→ ROWS

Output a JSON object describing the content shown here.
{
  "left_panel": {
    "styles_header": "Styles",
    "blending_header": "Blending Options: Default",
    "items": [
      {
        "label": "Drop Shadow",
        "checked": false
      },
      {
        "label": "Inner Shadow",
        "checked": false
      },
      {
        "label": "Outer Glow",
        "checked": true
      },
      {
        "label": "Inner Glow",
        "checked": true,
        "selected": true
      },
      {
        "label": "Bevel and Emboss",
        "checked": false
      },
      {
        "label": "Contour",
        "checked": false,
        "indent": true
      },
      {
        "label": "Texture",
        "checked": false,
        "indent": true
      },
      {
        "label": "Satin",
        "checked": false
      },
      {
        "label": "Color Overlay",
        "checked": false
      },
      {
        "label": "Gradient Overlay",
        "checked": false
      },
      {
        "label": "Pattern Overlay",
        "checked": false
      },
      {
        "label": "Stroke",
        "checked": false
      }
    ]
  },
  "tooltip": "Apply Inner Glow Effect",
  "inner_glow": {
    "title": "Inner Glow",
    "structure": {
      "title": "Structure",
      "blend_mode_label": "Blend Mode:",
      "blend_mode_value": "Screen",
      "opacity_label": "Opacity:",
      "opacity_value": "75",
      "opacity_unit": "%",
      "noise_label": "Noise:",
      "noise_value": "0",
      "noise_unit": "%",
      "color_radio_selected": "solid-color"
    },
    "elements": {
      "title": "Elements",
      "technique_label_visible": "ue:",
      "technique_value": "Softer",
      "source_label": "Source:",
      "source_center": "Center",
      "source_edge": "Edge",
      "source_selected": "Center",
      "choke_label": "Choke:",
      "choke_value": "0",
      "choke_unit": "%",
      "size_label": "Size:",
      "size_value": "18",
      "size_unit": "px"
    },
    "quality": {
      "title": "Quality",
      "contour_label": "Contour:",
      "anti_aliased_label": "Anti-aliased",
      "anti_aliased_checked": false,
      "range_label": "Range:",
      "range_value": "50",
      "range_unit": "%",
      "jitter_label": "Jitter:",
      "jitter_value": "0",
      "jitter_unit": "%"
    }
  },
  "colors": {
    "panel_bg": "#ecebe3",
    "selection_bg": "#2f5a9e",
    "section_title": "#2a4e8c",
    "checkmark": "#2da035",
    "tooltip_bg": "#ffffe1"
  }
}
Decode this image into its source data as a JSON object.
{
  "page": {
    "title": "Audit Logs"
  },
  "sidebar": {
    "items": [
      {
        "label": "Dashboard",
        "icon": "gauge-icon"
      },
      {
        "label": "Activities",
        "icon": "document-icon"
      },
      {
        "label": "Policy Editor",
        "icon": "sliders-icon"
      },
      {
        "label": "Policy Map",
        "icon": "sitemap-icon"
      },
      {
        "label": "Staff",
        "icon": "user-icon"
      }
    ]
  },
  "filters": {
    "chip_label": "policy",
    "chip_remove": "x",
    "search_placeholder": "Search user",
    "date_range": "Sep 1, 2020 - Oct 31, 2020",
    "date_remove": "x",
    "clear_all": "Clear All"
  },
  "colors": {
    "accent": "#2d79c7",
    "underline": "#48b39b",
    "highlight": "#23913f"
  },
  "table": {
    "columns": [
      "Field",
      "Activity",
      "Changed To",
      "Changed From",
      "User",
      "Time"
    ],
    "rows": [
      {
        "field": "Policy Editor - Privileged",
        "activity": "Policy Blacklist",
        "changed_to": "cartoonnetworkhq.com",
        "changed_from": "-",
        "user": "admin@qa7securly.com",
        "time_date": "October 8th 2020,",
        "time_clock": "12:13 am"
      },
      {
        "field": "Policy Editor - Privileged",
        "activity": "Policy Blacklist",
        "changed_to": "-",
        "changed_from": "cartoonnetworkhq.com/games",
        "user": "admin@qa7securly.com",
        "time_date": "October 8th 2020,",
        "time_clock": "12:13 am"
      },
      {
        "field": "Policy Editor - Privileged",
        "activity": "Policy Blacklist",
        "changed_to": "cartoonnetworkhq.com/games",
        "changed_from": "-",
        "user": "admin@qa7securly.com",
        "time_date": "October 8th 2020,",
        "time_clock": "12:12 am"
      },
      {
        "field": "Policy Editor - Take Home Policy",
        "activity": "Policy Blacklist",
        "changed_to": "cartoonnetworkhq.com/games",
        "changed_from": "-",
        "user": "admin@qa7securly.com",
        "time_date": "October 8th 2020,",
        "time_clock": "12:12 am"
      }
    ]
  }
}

→ TO DO
Scan the listing above. Gather each line that contains the word "JSON".

→ THE OUTPUT
Output a JSON object describing the content shown here.
Decode this image into its source data as a JSON object.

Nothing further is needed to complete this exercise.